* [Given request] Tally the lines that contain "corr" and report the total alone.

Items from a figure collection
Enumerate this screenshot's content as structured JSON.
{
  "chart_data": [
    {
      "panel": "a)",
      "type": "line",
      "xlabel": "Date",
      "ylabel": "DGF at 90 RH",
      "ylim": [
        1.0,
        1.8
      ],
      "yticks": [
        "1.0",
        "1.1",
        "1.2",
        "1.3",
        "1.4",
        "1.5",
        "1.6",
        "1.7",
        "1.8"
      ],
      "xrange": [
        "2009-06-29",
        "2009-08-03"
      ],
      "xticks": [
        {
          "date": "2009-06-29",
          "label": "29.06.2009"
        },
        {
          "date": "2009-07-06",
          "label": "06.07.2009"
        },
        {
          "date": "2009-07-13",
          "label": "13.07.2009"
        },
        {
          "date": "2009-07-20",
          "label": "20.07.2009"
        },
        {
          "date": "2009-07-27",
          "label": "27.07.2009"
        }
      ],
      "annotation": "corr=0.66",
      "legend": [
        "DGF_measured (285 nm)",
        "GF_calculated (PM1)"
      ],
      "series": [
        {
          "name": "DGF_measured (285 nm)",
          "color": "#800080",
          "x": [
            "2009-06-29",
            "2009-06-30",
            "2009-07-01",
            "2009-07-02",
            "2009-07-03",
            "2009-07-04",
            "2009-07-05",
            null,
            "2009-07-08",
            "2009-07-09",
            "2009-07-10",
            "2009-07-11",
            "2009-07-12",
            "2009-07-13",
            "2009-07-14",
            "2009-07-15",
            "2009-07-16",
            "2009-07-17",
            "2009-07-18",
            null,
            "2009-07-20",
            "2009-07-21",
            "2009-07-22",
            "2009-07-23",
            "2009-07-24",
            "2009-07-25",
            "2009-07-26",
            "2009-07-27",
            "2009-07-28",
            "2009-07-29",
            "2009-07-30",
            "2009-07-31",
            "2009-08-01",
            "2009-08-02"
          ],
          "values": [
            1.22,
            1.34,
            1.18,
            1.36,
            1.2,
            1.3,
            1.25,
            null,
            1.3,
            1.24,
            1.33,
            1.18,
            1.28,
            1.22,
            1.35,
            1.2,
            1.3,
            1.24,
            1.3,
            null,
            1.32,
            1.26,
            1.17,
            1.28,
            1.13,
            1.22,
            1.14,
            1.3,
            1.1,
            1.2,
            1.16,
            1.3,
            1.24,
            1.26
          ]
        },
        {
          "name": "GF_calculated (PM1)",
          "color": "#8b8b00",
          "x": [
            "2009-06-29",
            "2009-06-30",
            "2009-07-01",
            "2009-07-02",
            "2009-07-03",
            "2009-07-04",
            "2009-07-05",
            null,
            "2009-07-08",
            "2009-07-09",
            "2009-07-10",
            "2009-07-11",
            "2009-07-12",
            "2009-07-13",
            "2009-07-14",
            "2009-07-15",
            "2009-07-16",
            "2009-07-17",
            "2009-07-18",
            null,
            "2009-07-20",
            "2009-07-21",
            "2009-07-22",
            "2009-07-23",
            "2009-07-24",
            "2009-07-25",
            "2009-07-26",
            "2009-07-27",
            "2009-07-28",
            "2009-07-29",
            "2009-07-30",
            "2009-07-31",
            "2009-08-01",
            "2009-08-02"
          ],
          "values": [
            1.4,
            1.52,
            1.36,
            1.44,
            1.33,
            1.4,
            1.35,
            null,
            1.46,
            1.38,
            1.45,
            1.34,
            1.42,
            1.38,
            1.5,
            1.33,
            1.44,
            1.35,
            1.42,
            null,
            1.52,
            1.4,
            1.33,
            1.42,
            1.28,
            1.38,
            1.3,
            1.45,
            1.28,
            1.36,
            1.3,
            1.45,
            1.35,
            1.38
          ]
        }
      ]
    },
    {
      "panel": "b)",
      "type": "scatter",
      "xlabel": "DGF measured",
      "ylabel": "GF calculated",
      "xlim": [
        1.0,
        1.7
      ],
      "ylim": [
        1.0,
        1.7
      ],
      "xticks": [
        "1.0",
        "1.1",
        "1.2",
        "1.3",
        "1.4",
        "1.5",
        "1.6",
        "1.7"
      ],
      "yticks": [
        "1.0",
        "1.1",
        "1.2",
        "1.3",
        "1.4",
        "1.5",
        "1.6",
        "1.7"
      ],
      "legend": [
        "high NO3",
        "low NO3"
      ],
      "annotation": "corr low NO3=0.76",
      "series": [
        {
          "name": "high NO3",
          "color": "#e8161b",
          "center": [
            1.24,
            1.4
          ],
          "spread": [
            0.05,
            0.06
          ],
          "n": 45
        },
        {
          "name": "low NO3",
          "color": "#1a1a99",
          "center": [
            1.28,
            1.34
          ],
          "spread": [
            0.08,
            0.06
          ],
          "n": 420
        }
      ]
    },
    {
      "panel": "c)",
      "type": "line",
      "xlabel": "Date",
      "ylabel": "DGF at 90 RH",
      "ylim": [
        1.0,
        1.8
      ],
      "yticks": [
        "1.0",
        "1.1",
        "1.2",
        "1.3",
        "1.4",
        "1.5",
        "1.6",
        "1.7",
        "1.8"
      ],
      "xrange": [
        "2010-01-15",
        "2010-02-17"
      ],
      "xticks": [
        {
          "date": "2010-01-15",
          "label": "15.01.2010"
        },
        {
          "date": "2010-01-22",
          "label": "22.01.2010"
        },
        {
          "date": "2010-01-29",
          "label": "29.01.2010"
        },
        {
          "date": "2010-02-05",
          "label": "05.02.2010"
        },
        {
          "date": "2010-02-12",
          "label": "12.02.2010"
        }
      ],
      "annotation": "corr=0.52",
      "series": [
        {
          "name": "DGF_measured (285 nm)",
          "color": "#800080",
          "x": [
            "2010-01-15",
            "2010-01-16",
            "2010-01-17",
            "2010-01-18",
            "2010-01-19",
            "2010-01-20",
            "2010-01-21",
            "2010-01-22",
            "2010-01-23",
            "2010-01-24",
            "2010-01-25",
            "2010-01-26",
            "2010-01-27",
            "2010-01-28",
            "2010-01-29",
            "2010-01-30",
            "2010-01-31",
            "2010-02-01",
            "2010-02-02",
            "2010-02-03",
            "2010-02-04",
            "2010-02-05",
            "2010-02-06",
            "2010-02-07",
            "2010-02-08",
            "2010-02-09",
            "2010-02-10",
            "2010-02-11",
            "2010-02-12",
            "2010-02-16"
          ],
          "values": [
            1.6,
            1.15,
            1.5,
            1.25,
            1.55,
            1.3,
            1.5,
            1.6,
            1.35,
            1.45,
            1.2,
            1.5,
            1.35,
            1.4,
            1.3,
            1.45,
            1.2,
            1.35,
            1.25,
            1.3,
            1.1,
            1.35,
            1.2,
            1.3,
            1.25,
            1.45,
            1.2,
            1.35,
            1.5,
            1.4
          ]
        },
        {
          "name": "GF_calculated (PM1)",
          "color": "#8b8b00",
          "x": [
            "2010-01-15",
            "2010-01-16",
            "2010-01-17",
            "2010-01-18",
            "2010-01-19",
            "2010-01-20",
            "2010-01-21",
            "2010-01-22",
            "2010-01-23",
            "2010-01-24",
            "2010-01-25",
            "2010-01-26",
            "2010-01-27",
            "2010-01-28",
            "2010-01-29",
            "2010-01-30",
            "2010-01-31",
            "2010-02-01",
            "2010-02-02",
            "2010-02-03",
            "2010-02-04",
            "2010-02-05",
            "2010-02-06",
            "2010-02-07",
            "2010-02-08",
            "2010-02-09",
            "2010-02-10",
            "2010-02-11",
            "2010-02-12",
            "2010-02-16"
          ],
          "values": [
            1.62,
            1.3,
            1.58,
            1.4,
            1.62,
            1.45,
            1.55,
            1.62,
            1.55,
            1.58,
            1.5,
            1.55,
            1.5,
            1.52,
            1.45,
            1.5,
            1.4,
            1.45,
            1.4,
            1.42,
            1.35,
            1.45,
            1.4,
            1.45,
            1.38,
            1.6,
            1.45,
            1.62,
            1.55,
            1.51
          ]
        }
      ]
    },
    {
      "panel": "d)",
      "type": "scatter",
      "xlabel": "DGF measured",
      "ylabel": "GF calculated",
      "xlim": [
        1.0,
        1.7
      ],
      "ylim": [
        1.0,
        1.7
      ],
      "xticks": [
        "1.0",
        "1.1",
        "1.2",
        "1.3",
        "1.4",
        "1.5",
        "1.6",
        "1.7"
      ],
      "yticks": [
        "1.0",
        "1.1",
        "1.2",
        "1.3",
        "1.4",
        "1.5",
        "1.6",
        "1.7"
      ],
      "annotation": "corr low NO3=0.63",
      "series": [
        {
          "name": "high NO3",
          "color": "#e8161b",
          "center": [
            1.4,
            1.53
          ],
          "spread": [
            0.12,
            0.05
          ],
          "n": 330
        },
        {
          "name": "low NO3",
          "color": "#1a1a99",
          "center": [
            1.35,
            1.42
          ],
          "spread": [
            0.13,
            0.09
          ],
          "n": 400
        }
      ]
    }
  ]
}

* [Task solution] 4